begin Stored data
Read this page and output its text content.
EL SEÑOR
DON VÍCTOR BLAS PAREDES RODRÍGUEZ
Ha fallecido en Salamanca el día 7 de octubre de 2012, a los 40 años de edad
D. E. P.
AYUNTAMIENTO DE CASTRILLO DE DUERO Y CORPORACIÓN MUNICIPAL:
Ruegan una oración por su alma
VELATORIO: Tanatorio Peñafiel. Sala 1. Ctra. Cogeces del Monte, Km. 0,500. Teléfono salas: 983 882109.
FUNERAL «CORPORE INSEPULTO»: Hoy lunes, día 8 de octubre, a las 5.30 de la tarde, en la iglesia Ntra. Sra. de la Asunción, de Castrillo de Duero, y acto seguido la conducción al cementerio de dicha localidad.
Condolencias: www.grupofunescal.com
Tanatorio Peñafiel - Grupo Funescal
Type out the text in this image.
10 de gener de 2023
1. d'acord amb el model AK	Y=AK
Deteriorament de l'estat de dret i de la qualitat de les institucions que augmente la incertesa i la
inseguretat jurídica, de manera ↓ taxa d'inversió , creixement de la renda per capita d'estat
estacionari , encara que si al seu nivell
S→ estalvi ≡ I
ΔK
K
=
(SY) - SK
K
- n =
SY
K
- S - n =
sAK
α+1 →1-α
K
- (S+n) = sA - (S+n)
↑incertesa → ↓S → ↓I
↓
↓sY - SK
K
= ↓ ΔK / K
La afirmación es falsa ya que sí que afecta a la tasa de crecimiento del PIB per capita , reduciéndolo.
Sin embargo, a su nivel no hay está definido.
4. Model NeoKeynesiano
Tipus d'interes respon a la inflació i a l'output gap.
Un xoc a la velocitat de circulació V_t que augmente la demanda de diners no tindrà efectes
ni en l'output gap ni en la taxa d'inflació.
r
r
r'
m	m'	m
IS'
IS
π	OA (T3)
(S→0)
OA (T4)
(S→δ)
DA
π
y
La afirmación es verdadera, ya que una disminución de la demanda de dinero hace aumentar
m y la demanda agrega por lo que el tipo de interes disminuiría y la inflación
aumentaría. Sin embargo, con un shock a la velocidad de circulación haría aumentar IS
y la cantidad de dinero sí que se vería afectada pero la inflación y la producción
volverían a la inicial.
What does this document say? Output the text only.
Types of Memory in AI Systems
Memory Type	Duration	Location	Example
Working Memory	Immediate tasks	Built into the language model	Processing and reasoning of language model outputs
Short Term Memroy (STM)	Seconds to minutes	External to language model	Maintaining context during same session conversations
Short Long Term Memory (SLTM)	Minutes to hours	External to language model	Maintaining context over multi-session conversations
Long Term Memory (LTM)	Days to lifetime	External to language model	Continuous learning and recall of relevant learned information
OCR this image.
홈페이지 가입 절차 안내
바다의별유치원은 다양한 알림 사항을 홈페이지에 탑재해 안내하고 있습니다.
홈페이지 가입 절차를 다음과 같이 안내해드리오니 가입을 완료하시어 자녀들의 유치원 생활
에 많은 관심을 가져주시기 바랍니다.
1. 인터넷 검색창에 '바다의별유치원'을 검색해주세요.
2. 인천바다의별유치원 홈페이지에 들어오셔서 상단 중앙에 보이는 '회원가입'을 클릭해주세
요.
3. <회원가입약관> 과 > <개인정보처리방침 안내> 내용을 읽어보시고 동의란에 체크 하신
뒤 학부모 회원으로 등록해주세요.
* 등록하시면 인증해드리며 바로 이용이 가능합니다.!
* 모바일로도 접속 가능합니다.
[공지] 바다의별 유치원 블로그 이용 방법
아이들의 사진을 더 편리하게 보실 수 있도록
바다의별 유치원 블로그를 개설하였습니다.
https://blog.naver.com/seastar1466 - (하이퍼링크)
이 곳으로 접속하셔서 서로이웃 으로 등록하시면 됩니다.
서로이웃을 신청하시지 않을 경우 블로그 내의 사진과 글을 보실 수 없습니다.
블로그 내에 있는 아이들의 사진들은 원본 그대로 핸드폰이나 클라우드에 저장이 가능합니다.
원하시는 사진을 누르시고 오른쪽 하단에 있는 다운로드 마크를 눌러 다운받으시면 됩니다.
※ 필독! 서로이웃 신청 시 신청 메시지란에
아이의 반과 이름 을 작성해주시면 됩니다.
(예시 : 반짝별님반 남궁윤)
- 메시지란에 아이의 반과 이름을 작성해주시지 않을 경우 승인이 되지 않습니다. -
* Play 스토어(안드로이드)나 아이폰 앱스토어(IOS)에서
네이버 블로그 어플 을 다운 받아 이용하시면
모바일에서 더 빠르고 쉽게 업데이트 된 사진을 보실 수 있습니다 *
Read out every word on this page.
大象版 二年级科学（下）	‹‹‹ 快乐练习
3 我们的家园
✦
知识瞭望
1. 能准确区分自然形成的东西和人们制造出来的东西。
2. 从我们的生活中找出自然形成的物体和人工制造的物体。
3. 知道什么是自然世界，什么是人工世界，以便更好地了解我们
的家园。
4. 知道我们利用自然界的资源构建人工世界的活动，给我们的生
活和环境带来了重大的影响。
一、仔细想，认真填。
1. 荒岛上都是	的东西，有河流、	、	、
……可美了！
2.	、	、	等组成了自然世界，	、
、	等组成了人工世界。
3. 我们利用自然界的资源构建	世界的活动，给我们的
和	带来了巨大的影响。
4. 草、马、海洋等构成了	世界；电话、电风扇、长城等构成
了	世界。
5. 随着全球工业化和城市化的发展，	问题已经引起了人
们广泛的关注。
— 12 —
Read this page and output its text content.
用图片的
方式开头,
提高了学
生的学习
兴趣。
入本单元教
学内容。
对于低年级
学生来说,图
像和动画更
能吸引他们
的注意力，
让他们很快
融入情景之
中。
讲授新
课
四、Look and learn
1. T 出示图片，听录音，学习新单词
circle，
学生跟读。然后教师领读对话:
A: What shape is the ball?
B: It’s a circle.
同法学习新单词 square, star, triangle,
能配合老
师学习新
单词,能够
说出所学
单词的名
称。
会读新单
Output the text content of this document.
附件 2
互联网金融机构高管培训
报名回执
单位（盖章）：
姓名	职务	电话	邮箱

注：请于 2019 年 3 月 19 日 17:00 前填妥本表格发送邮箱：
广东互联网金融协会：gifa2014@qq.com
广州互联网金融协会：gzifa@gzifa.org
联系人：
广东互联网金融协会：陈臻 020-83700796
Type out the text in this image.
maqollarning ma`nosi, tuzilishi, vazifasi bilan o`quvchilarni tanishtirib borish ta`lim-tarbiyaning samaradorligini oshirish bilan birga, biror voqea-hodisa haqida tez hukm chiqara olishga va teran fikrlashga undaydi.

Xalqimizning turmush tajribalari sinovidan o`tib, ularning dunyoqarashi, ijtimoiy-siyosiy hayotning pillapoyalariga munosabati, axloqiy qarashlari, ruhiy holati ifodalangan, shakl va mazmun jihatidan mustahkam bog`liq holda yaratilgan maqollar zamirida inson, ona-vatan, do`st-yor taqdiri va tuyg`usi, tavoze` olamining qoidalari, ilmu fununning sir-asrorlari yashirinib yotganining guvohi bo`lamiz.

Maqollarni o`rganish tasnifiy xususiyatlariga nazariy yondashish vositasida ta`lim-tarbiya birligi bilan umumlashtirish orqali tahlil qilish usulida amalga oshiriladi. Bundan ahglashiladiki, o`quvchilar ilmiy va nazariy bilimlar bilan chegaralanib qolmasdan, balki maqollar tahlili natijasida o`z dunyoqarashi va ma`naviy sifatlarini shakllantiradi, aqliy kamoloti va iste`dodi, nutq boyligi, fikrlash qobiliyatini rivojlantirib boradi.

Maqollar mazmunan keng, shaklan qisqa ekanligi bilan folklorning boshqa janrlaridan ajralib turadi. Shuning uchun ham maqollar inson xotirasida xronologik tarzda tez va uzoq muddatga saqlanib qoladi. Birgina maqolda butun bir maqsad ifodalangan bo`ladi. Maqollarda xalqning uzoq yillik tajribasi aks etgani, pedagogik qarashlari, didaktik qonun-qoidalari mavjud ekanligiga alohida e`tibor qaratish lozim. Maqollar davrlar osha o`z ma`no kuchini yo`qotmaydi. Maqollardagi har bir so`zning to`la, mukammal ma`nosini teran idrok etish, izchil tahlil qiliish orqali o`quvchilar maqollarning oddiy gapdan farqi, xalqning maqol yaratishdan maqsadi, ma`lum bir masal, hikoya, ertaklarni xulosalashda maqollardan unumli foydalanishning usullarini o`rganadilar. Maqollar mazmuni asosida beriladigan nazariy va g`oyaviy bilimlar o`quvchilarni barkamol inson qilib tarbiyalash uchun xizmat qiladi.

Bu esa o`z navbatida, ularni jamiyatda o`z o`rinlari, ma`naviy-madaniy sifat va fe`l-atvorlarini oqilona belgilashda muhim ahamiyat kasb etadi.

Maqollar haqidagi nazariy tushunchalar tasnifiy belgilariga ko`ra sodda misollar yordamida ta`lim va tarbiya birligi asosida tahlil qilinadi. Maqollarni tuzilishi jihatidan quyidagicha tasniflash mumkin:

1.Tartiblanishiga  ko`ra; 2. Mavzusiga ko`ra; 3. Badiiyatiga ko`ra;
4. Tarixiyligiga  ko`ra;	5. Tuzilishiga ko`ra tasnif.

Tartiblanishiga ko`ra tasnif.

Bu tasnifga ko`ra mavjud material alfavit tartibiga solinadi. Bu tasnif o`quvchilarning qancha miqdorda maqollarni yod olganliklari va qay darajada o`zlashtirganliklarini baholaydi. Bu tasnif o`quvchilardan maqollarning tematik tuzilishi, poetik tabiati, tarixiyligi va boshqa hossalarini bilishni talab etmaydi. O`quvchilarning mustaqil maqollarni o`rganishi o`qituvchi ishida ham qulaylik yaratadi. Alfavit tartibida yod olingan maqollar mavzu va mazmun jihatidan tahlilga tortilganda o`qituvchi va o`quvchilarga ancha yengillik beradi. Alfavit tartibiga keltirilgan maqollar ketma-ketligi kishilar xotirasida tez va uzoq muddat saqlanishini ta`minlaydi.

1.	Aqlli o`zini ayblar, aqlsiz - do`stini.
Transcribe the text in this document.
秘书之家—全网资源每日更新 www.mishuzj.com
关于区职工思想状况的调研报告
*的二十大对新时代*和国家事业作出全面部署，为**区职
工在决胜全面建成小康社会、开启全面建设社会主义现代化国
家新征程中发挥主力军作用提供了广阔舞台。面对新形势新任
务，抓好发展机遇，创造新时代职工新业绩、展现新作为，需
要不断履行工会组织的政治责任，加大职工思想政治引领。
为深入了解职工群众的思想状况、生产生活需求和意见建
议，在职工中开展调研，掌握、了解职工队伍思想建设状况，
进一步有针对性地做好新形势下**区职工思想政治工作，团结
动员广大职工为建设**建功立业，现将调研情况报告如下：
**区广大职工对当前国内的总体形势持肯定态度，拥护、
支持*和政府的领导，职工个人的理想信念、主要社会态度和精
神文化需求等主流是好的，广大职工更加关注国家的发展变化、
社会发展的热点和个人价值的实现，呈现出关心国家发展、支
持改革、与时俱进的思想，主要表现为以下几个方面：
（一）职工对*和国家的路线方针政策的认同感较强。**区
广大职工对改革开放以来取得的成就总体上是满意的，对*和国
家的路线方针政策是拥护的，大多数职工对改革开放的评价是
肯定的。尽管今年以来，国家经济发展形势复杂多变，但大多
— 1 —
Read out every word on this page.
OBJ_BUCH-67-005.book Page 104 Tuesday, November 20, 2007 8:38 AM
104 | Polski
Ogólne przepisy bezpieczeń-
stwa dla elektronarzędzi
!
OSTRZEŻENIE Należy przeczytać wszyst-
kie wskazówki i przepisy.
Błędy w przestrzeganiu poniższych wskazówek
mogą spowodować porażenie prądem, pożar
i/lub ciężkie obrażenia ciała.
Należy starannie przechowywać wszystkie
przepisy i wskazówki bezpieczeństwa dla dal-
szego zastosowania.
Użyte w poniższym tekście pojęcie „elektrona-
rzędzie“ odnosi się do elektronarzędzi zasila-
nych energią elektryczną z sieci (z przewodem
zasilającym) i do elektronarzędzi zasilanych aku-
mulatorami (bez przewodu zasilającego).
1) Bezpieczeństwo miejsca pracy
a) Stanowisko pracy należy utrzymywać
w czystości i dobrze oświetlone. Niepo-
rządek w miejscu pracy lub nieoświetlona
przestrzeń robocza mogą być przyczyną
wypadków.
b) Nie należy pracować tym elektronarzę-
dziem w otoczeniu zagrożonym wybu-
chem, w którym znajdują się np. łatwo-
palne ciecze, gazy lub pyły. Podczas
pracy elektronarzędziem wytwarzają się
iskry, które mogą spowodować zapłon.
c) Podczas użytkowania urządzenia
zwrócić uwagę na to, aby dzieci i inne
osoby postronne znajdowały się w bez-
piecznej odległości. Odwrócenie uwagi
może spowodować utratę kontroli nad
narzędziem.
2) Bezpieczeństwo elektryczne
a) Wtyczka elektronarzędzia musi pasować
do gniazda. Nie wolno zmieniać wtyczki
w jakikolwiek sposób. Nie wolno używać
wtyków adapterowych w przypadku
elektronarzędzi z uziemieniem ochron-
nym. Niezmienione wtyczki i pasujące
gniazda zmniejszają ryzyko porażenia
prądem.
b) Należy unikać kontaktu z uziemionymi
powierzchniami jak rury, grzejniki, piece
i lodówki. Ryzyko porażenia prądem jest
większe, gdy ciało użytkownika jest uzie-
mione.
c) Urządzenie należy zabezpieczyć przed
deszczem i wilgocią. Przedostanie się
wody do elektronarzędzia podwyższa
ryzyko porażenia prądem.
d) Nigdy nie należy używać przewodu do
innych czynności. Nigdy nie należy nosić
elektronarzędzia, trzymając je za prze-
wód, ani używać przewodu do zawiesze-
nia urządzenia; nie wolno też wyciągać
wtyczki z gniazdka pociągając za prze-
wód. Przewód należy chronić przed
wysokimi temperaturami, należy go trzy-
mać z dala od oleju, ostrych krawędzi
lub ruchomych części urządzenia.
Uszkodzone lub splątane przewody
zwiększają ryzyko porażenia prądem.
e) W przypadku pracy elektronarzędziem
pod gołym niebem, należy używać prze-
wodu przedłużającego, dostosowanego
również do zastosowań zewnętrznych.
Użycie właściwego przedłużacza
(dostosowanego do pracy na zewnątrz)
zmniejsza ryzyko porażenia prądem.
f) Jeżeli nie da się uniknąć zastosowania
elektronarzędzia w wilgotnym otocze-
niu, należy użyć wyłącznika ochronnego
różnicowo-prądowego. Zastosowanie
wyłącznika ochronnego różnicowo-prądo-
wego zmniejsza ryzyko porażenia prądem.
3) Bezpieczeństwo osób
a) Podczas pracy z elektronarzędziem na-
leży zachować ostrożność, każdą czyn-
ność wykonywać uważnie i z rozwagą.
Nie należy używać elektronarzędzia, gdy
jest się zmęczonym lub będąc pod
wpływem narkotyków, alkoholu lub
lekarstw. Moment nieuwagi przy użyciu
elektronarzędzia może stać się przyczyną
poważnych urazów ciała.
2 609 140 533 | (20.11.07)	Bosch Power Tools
end Stored data
Lines that hold the word "Tartiblanishiga" are the ones to return, every one of them.

Solved exercise =
1.Tartiblanishiga  ko`ra; 2. Mavzusiga ko`ra; 3. Badiiyatiga ko`ra;
Tartiblanishiga ko`ra tasnif.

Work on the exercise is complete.